═════ Entries

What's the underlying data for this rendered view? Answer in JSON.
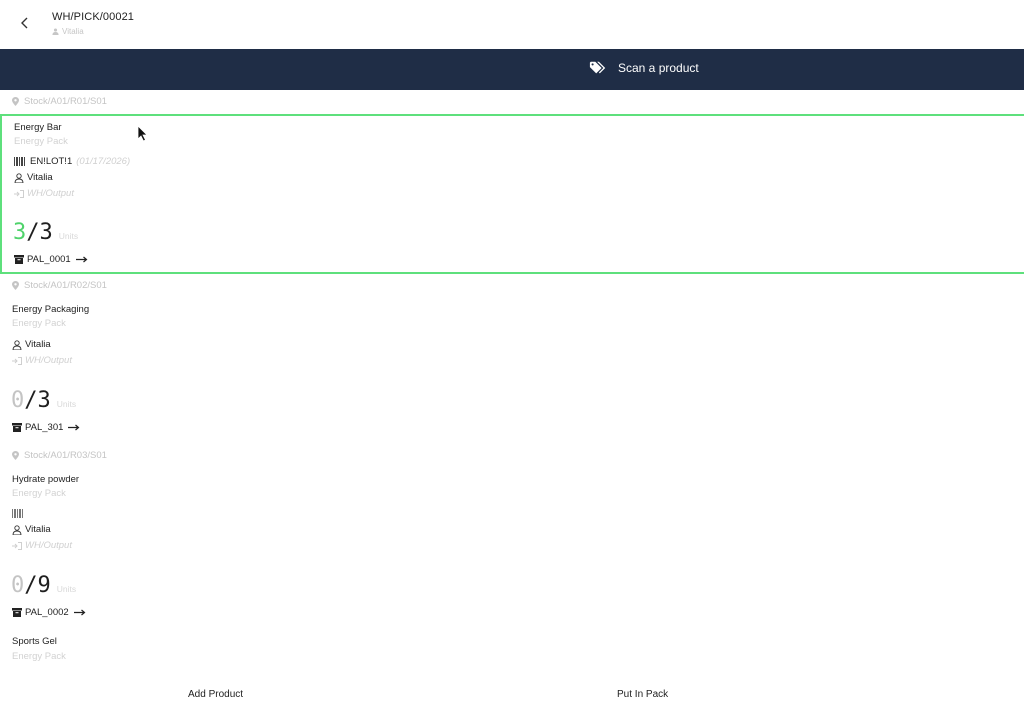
{
  "header": {
    "title": "WH/PICK/00021",
    "user": "Vitalia"
  },
  "scan": {
    "label": "Scan a product"
  },
  "lines": [
    {
      "location": "Stock/A01/R01/S01",
      "product": "Energy Bar",
      "category": "Energy Pack",
      "lot": "EN!LOT!1",
      "lot_date": "(01/17/2026)",
      "owner": "Vitalia",
      "destination": "WH/Output",
      "qty_done": "3",
      "qty_sep": "/",
      "qty_total": "3",
      "unit": "Units",
      "package": "PAL_0001",
      "active": true
    },
    {
      "location": "Stock/A01/R02/S01",
      "product": "Energy Packaging",
      "category": "Energy Pack",
      "owner": "Vitalia",
      "destination": "WH/Output",
      "qty_done": "0",
      "qty_sep": "/",
      "qty_total": "3",
      "unit": "Units",
      "package": "PAL_301",
      "active": false
    },
    {
      "location": "Stock/A01/R03/S01",
      "product": "Hydrate powder",
      "category": "Energy Pack",
      "lot": "",
      "owner": "Vitalia",
      "destination": "WH/Output",
      "qty_done": "0",
      "qty_sep": "/",
      "qty_total": "9",
      "unit": "Units",
      "package": "PAL_0002",
      "active": false
    },
    {
      "product": "Sports Gel",
      "category": "Energy Pack"
    }
  ],
  "footer": {
    "add_product": "Add Product",
    "put_in_pack": "Put In Pack"
  },
  "colors": {
    "accent_green": "#4fd36b",
    "navbar": "#1f2d46"
  }
}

══════════

### Short exercise
Set down all the entries exactly as they appear, but skip any pictures.

### Written solution
What's the underlying data for this rendered view? Answer in JSON.
{
  "header": {
    "title": "WH/PICK/00021",
    "user": "Vitalia"
  },
  "scan": {
    "label": "Scan a product"
  },
  "lines": [
    {
      "location": "Stock/A01/R01/S01",
      "product": "Energy Bar",
      "category": "Energy Pack",
      "lot": "EN!LOT!1",
      "lot_date": "(01/17/2026)",
      "owner": "Vitalia",
      "destination": "WH/Output",
      "qty_done": "3",
      "qty_sep": "/",
      "qty_total": "3",
      "unit": "Units",
      "package": "PAL_0001",
      "active": true
    },
    {
      "location": "Stock/A01/R02/S01",
      "product": "Energy Packaging",
      "category": "Energy Pack",
      "owner": "Vitalia",
      "destination": "WH/Output",
      "qty_done": "0",
      "qty_sep": "/",
      "qty_total": "3",
      "unit": "Units",
      "package": "PAL_301",
      "active": false
    },
    {
      "location": "Stock/A01/R03/S01",
      "product": "Hydrate powder",
      "category": "Energy Pack",
      "lot": "",
      "owner": "Vitalia",
      "destination": "WH/Output",
      "qty_done": "0",
      "qty_sep": "/",
      "qty_total": "9",
      "unit": "Units",
      "package": "PAL_0002",
      "active": false
    },
    {
      "product": "Sports Gel",
      "category": "Energy Pack"
    }
  ],
  "footer": {
    "add_product": "Add Product",
    "put_in_pack": "Put In Pack"
  },
  "colors": {
    "accent_green": "#4fd36b",
    "navbar": "#1f2d46"
  }
}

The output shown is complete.